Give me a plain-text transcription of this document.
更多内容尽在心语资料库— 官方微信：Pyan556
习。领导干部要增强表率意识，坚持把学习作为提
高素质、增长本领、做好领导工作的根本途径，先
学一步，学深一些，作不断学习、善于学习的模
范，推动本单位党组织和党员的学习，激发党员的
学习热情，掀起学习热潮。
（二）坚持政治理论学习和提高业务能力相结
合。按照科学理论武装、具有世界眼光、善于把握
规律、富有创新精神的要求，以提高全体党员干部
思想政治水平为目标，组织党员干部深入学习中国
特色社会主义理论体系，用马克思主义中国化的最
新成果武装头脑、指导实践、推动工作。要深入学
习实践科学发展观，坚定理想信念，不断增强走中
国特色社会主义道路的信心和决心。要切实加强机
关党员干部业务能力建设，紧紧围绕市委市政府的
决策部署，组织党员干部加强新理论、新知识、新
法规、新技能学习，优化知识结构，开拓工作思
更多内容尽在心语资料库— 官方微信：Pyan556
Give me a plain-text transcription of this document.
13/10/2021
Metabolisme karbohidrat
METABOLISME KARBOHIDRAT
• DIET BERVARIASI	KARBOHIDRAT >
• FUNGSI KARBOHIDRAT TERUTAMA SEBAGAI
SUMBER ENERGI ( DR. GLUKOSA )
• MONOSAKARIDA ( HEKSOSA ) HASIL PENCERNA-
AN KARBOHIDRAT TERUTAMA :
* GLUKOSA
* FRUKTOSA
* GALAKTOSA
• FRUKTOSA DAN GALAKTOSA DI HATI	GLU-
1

────────────────────────────────────────

WRITTEN INSTRUCTION -
Report how many lines in these entries contain "FRUKTOSA". Answer with the number only.

SOLUTION -
2